Write out all of the data exactly as it appears.

--------------------------------------------------

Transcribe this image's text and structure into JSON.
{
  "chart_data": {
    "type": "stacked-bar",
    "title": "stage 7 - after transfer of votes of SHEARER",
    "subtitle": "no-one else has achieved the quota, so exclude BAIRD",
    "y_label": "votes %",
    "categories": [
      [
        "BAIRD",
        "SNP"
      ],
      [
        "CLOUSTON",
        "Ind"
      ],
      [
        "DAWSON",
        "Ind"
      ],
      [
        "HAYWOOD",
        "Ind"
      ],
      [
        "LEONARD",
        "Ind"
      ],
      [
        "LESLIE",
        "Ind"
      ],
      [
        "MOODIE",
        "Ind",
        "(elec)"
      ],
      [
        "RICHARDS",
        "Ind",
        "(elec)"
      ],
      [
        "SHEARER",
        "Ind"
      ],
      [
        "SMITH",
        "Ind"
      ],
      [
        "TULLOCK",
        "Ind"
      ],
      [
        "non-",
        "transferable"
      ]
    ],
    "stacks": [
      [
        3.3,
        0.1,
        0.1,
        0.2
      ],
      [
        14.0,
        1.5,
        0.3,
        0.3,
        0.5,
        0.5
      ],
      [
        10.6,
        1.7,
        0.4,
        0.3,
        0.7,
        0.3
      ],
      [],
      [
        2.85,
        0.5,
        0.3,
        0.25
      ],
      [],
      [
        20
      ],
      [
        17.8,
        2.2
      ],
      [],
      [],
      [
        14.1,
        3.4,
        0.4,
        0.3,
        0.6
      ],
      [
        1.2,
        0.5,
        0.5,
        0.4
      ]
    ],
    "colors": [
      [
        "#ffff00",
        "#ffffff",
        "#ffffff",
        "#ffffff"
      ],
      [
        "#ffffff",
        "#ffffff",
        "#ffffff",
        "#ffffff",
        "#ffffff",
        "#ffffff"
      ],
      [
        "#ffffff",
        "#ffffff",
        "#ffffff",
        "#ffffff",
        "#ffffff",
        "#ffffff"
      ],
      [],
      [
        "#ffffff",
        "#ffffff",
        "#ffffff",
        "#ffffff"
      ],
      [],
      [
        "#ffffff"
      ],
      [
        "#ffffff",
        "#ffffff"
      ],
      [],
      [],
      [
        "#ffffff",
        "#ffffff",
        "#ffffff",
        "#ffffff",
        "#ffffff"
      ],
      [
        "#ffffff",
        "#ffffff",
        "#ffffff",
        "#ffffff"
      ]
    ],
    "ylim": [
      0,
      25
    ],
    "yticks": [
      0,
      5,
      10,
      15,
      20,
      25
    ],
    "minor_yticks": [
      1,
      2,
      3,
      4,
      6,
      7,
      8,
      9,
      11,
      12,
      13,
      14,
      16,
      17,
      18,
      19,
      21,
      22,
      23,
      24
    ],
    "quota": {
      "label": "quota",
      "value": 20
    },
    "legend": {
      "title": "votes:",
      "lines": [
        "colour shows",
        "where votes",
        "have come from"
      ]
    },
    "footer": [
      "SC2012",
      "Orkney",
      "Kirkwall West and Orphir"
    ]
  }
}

--------------------------------------------------

RIGHT ANSWER>
Transcribe this image's text and structure into JSON.
{
  "chart_data": {
    "type": "stacked-bar",
    "title": "stage 7 - after transfer of votes of SHEARER",
    "subtitle": "no-one else has achieved the quota, so exclude BAIRD",
    "y_label": "votes %",
    "categories": [
      [
        "BAIRD",
        "SNP"
      ],
      [
        "CLOUSTON",
        "Ind"
      ],
      [
        "DAWSON",
        "Ind"
      ],
      [
        "HAYWOOD",
        "Ind"
      ],
      [
        "LEONARD",
        "Ind"
      ],
      [
        "LESLIE",
        "Ind"
      ],
      [
        "MOODIE",
        "Ind",
        "(elec)"
      ],
      [
        "RICHARDS",
        "Ind",
        "(elec)"
      ],
      [
        "SHEARER",
        "Ind"
      ],
      [
        "SMITH",
        "Ind"
      ],
      [
        "TULLOCK",
        "Ind"
      ],
      [
        "non-",
        "transferable"
      ]
    ],
    "stacks": [
      [
        3.3,
        0.1,
        0.1,
        0.2
      ],
      [
        14.0,
        1.5,
        0.3,
        0.3,
        0.5,
        0.5
      ],
      [
        10.6,
        1.7,
        0.4,
        0.3,
        0.7,
        0.3
      ],
      [],
      [
        2.85,
        0.5,
        0.3,
        0.25
      ],
      [],
      [
        20
      ],
      [
        17.8,
        2.2
      ],
      [],
      [],
      [
        14.1,
        3.4,
        0.4,
        0.3,
        0.6
      ],
      [
        1.2,
        0.5,
        0.5,
        0.4
      ]
    ],
    "colors": [
      [
        "#ffff00",
        "#ffffff",
        "#ffffff",
        "#ffffff"
      ],
      [
        "#ffffff",
        "#ffffff",
        "#ffffff",
        "#ffffff",
        "#ffffff",
        "#ffffff"
      ],
      [
        "#ffffff",
        "#ffffff",
        "#ffffff",
        "#ffffff",
        "#ffffff",
        "#ffffff"
      ],
      [],
      [
        "#ffffff",
        "#ffffff",
        "#ffffff",
        "#ffffff"
      ],
      [],
      [
        "#ffffff"
      ],
      [
        "#ffffff",
        "#ffffff"
      ],
      [],
      [],
      [
        "#ffffff",
        "#ffffff",
        "#ffffff",
        "#ffffff",
        "#ffffff"
      ],
      [
        "#ffffff",
        "#ffffff",
        "#ffffff",
        "#ffffff"
      ]
    ],
    "ylim": [
      0,
      25
    ],
    "yticks": [
      0,
      5,
      10,
      15,
      20,
      25
    ],
    "minor_yticks": [
      1,
      2,
      3,
      4,
      6,
      7,
      8,
      9,
      11,
      12,
      13,
      14,
      16,
      17,
      18,
      19,
      21,
      22,
      23,
      24
    ],
    "quota": {
      "label": "quota",
      "value": 20
    },
    "legend": {
      "title": "votes:",
      "lines": [
        "colour shows",
        "where votes",
        "have come from"
      ]
    },
    "footer": [
      "SC2012",
      "Orkney",
      "Kirkwall West and Orphir"
    ]
  }
}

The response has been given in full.